**REQUIRED TASK:** Rewrite the records starting at the line containing "notes-widget-icon[interactable]: [789, 63, 804, 78]" and ending at the line containing "mail-category-row[interactable]: Social 45: [465, 370, 622, 397]", updating "folder-label" to "folder-name" and leaving everything else unchanged.

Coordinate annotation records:
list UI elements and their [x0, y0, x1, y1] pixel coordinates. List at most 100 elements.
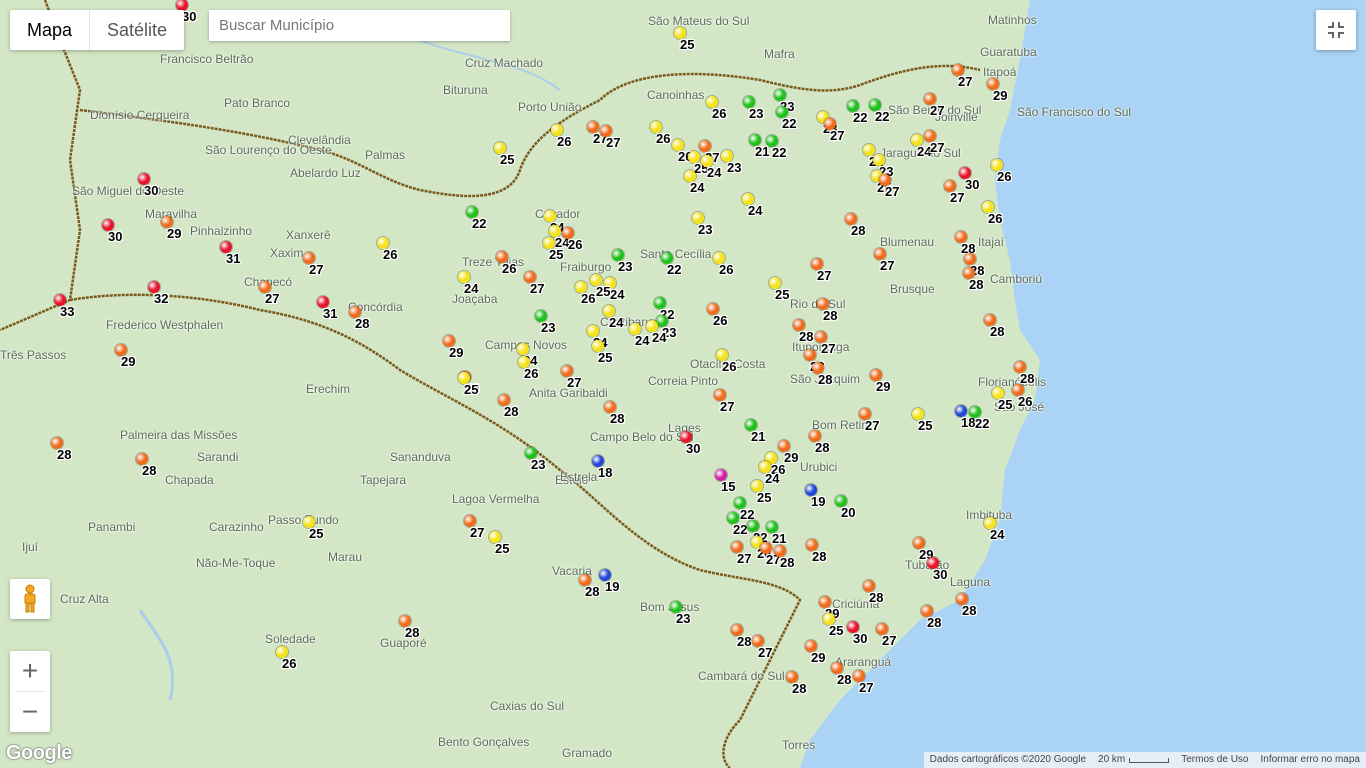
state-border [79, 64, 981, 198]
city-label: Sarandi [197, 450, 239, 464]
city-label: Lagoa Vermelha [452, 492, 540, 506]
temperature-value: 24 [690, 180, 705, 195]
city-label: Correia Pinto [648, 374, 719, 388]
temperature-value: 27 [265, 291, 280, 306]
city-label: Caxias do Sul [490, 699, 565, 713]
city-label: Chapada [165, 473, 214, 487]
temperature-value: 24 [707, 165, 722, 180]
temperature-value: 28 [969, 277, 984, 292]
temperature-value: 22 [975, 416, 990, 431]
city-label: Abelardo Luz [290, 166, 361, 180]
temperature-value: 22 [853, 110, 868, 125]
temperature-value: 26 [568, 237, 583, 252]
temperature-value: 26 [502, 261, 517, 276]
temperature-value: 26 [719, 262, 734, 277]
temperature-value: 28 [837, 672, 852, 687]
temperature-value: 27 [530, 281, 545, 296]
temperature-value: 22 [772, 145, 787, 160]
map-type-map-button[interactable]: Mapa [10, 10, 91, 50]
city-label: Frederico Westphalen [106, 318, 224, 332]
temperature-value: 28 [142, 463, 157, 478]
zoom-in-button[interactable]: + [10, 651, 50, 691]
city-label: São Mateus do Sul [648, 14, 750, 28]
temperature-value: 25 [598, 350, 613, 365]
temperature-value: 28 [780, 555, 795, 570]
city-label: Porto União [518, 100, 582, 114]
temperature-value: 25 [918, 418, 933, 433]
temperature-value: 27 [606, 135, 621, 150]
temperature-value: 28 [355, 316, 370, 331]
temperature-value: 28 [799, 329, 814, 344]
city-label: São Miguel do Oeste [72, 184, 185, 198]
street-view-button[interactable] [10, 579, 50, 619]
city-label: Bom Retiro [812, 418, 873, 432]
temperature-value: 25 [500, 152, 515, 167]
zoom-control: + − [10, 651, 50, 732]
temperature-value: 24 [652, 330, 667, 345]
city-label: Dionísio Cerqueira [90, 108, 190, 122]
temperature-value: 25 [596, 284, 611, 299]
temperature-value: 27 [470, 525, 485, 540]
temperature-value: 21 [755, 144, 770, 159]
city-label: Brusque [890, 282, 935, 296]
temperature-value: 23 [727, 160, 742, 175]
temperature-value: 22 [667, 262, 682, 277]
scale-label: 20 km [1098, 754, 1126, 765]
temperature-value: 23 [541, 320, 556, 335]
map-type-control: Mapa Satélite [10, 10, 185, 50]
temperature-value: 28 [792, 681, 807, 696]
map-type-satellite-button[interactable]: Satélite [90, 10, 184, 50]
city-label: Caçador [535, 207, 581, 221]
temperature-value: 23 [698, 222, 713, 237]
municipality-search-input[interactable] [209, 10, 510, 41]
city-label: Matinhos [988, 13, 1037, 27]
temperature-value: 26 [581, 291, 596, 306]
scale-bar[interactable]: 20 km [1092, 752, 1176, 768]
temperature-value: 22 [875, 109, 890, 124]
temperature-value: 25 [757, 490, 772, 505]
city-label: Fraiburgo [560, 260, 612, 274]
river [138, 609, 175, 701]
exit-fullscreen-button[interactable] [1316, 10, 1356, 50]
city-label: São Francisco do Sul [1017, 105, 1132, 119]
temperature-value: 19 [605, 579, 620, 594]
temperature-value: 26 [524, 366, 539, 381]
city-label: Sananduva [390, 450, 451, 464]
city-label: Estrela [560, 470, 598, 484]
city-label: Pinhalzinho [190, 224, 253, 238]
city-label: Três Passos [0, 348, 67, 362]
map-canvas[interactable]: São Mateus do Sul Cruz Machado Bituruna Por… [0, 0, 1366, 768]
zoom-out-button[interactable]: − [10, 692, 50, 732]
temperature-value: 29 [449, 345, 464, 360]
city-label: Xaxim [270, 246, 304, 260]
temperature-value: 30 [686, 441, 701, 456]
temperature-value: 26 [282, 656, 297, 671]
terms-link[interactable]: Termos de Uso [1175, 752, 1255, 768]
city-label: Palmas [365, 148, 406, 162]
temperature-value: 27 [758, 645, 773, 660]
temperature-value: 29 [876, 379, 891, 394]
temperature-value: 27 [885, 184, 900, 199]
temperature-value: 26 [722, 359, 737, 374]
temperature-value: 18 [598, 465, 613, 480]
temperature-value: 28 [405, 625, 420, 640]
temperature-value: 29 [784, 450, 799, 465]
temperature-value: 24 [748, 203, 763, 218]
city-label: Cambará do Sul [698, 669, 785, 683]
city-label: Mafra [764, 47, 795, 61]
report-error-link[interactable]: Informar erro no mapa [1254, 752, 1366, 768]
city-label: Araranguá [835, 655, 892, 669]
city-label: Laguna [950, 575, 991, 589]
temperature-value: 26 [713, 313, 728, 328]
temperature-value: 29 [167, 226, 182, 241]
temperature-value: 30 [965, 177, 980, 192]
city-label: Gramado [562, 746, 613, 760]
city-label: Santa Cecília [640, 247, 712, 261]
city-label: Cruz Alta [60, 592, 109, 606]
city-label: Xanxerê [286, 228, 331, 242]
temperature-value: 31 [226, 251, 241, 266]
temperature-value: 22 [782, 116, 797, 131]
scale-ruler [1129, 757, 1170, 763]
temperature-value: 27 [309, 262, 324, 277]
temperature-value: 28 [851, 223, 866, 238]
==
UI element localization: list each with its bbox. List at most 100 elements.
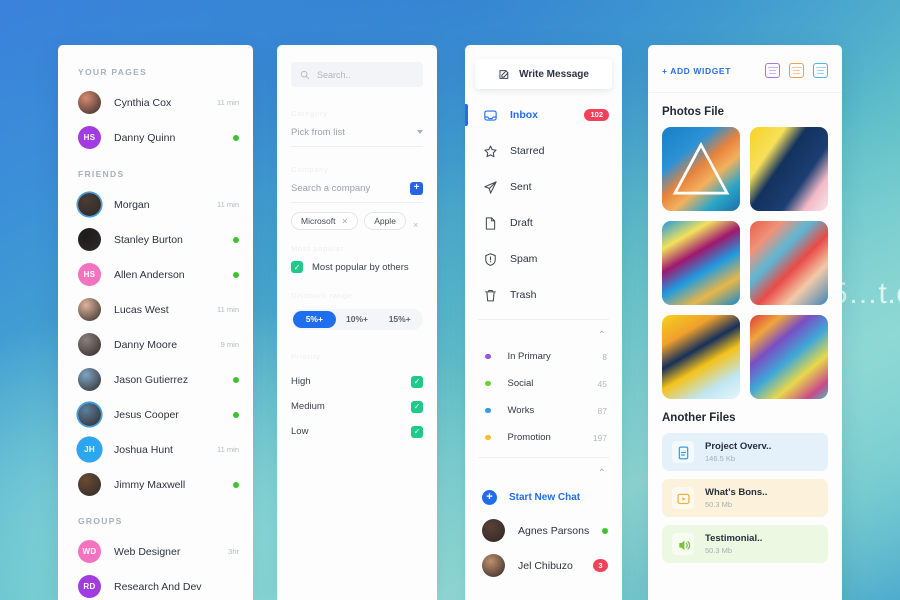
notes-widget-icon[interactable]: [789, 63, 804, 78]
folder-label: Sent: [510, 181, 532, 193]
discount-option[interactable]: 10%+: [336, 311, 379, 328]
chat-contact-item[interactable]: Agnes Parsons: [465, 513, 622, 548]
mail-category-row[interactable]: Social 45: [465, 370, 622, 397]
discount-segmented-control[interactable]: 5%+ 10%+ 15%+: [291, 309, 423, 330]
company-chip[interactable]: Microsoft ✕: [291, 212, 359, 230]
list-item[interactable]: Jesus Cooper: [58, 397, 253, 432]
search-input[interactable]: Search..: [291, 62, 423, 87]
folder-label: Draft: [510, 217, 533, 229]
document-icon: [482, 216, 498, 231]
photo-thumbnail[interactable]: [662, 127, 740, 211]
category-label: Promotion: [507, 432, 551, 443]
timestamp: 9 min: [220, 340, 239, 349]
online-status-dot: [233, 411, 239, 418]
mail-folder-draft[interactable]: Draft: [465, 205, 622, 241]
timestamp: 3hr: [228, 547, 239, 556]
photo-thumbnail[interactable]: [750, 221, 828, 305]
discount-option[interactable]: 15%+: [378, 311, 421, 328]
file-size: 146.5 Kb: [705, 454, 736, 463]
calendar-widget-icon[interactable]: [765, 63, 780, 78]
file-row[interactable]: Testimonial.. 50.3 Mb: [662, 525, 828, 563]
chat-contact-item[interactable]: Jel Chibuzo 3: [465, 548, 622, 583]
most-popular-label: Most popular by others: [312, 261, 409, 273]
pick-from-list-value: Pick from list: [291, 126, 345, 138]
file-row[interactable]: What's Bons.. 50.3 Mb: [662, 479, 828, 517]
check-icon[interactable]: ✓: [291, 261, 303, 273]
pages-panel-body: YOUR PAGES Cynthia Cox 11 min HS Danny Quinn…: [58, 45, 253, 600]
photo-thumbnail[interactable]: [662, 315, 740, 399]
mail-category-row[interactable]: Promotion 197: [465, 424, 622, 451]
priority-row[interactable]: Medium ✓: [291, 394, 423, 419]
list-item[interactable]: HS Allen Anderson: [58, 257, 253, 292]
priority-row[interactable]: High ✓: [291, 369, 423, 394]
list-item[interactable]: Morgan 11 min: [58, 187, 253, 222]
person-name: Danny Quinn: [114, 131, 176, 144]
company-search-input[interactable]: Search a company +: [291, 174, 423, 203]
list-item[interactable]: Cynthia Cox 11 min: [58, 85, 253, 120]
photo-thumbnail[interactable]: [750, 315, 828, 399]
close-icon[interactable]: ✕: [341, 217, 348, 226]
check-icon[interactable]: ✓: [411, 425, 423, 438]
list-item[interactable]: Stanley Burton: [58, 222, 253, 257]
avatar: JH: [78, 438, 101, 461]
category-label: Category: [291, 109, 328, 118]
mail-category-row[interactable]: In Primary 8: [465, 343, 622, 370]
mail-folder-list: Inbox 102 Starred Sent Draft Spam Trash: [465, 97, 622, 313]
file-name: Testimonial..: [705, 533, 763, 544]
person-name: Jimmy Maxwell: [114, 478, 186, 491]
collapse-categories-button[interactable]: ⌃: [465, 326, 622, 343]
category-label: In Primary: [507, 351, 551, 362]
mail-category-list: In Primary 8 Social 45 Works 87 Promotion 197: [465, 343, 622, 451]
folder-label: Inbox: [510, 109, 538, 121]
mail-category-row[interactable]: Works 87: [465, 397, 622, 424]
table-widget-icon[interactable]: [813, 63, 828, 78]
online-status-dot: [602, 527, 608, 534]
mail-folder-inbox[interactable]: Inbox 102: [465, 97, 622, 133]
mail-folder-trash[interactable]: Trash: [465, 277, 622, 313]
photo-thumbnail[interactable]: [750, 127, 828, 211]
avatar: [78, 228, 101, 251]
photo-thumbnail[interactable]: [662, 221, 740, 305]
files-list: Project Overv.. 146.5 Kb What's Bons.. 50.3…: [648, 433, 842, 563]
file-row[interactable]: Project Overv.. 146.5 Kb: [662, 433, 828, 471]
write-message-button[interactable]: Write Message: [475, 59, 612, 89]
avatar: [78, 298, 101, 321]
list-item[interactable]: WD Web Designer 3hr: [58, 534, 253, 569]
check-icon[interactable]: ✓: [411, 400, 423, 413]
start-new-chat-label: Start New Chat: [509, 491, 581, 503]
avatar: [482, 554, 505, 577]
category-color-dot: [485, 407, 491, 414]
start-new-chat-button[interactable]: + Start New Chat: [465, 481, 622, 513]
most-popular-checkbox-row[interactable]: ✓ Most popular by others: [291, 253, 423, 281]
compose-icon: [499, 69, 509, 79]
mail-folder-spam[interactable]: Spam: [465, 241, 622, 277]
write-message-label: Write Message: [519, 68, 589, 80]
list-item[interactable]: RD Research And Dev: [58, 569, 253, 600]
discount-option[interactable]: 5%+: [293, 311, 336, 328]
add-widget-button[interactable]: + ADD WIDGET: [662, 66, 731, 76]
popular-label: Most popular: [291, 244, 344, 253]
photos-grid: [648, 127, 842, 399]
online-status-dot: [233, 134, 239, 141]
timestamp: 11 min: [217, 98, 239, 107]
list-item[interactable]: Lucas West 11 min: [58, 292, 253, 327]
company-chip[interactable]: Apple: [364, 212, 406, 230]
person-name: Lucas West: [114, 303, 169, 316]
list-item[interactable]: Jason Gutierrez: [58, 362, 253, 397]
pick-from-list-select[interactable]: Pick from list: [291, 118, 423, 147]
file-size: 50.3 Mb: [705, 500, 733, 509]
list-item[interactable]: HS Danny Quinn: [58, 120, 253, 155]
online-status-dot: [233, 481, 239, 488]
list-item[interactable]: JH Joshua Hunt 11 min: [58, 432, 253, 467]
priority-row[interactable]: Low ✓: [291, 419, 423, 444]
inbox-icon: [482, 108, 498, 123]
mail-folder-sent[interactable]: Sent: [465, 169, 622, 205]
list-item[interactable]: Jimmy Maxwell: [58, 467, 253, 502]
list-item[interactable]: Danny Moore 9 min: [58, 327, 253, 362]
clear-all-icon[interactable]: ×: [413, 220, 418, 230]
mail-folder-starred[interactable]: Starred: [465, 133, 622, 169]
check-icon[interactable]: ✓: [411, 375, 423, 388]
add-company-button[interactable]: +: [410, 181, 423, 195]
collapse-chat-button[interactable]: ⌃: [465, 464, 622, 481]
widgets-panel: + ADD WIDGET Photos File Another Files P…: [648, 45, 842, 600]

**RESPONSE TO THE TASK:**
notes-widget-icon[interactable]: [789, 63, 804, 78]
folder-name: Sent: [510, 181, 532, 193]
discount-option[interactable]: 10%+: [336, 311, 379, 328]
chat-contact-item[interactable]: Agnes Parsons: [465, 513, 622, 548]
mail-category-row[interactable]: Social 45: [465, 370, 622, 397]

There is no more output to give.